▸ The task
Return the records exactly as they are.
++++++++++++++++++++
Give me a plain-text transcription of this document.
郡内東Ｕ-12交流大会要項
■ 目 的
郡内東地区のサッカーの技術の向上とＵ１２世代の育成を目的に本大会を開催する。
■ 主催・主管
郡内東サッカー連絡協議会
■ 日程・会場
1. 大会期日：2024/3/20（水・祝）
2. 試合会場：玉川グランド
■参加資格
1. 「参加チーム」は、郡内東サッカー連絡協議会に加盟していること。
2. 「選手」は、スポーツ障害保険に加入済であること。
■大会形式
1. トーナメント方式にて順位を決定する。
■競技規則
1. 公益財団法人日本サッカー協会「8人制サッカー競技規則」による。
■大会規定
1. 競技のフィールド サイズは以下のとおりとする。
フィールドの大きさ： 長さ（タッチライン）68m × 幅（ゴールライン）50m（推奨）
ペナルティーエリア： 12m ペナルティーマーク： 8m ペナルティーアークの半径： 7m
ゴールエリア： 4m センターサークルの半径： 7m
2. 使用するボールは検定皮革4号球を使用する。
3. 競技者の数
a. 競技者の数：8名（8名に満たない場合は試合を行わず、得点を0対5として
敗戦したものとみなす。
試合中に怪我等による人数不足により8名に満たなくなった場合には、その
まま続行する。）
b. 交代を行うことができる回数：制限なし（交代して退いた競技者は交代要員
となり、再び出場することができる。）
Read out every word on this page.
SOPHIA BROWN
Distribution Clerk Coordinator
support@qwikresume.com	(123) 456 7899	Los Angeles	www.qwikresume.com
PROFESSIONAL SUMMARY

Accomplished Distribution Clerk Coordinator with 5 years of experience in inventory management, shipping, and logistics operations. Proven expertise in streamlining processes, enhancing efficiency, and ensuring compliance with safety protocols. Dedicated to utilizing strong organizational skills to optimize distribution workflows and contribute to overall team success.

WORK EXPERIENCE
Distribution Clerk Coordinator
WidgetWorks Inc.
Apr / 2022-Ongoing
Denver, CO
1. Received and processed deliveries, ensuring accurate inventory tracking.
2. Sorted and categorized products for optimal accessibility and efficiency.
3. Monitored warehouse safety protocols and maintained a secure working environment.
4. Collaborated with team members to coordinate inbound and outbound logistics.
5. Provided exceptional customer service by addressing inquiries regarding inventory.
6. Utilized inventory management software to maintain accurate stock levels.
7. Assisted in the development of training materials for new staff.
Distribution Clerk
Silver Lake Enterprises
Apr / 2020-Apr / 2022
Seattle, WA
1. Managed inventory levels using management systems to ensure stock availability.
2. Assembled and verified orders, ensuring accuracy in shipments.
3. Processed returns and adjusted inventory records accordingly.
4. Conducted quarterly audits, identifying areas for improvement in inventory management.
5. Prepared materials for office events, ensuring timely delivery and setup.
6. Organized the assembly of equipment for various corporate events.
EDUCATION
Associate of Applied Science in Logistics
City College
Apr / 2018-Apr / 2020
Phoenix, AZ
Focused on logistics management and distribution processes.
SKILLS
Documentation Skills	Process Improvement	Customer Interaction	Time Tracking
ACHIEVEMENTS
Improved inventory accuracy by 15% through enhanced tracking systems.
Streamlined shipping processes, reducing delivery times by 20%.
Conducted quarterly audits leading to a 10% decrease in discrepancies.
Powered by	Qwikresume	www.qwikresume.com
++++++++++++++++++++
▸ Solution to the problem
Give me a plain-text transcription of this document.
郡内東Ｕ-12交流大会要項
■ 目 的
郡内東地区のサッカーの技術の向上とＵ１２世代の育成を目的に本大会を開催する。
■ 主催・主管
郡内東サッカー連絡協議会
■ 日程・会場
1. 大会期日：2024/3/20（水・祝）
2. 試合会場：玉川グランド
■参加資格
1. 「参加チーム」は、郡内東サッカー連絡協議会に加盟していること。
2. 「選手」は、スポーツ障害保険に加入済であること。
■大会形式
1. トーナメント方式にて順位を決定する。
■競技規則
1. 公益財団法人日本サッカー協会「8人制サッカー競技規則」による。
■大会規定
1. 競技のフィールド サイズは以下のとおりとする。
フィールドの大きさ： 長さ（タッチライン）68m × 幅（ゴールライン）50m（推奨）
ペナルティーエリア： 12m ペナルティーマーク： 8m ペナルティーアークの半径： 7m
ゴールエリア： 4m センターサークルの半径： 7m
2. 使用するボールは検定皮革4号球を使用する。
3. 競技者の数
a. 競技者の数：8名（8名に満たない場合は試合を行わず、得点を0対5として
敗戦したものとみなす。
試合中に怪我等による人数不足により8名に満たなくなった場合には、その
まま続行する。）
b. 交代を行うことができる回数：制限なし（交代して退いた競技者は交代要員
となり、再び出場することができる。）
Read out every word on this page.
SOPHIA BROWN
Distribution Clerk Coordinator
support@qwikresume.com	(123) 456 7899	Los Angeles	www.qwikresume.com
PROFESSIONAL SUMMARY

Accomplished Distribution Clerk Coordinator with 5 years of experience in inventory management, shipping, and logistics operations. Proven expertise in streamlining processes, enhancing efficiency, and ensuring compliance with safety protocols. Dedicated to utilizing strong organizational skills to optimize distribution workflows and contribute to overall team success.

WORK EXPERIENCE
Distribution Clerk Coordinator
WidgetWorks Inc.
Apr / 2022-Ongoing
Denver, CO
1. Received and processed deliveries, ensuring accurate inventory tracking.
2. Sorted and categorized products for optimal accessibility and efficiency.
3. Monitored warehouse safety protocols and maintained a secure working environment.
4. Collaborated with team members to coordinate inbound and outbound logistics.
5. Provided exceptional customer service by addressing inquiries regarding inventory.
6. Utilized inventory management software to maintain accurate stock levels.
7. Assisted in the development of training materials for new staff.
Distribution Clerk
Silver Lake Enterprises
Apr / 2020-Apr / 2022
Seattle, WA
1. Managed inventory levels using management systems to ensure stock availability.
2. Assembled and verified orders, ensuring accuracy in shipments.
3. Processed returns and adjusted inventory records accordingly.
4. Conducted quarterly audits, identifying areas for improvement in inventory management.
5. Prepared materials for office events, ensuring timely delivery and setup.
6. Organized the assembly of equipment for various corporate events.
EDUCATION
Associate of Applied Science in Logistics
City College
Apr / 2018-Apr / 2020
Phoenix, AZ
Focused on logistics management and distribution processes.
SKILLS
Documentation Skills	Process Improvement	Customer Interaction	Time Tracking
ACHIEVEMENTS
Improved inventory accuracy by 15% through enhanced tracking systems.
Streamlined shipping processes, reducing delivery times by 20%.
Conducted quarterly audits leading to a 10% decrease in discrepancies.
Powered by	Qwikresume	www.qwikresume.com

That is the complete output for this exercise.